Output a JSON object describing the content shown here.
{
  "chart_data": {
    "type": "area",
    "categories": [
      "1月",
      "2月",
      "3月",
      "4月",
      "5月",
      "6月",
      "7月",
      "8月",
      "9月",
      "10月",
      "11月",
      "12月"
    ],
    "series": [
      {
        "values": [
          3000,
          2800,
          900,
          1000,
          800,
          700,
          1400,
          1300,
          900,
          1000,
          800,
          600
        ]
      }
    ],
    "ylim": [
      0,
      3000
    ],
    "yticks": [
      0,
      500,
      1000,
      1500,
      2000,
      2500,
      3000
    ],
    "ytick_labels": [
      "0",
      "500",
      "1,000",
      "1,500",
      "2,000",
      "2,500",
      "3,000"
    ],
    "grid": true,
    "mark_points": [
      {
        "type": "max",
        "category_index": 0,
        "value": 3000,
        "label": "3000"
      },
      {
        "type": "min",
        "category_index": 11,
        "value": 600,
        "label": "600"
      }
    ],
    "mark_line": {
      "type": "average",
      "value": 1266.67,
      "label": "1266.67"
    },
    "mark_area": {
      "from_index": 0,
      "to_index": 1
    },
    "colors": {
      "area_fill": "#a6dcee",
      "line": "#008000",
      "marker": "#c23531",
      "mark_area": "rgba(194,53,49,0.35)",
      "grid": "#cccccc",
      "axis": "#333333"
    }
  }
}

__WRITTEN EXERCISE__
Exact copies of all the records are required.

__SOLUTION BELOW__
Output a JSON object describing the content shown here.
{
  "chart_data": {
    "type": "area",
    "categories": [
      "1月",
      "2月",
      "3月",
      "4月",
      "5月",
      "6月",
      "7月",
      "8月",
      "9月",
      "10月",
      "11月",
      "12月"
    ],
    "series": [
      {
        "values": [
          3000,
          2800,
          900,
          1000,
          800,
          700,
          1400,
          1300,
          900,
          1000,
          800,
          600
        ]
      }
    ],
    "ylim": [
      0,
      3000
    ],
    "yticks": [
      0,
      500,
      1000,
      1500,
      2000,
      2500,
      3000
    ],
    "ytick_labels": [
      "0",
      "500",
      "1,000",
      "1,500",
      "2,000",
      "2,500",
      "3,000"
    ],
    "grid": true,
    "mark_points": [
      {
        "type": "max",
        "category_index": 0,
        "value": 3000,
        "label": "3000"
      },
      {
        "type": "min",
        "category_index": 11,
        "value": 600,
        "label": "600"
      }
    ],
    "mark_line": {
      "type": "average",
      "value": 1266.67,
      "label": "1266.67"
    },
    "mark_area": {
      "from_index": 0,
      "to_index": 1
    },
    "colors": {
      "area_fill": "#a6dcee",
      "line": "#008000",
      "marker": "#c23531",
      "mark_area": "rgba(194,53,49,0.35)",
      "grid": "#cccccc",
      "axis": "#333333"
    }
  }
}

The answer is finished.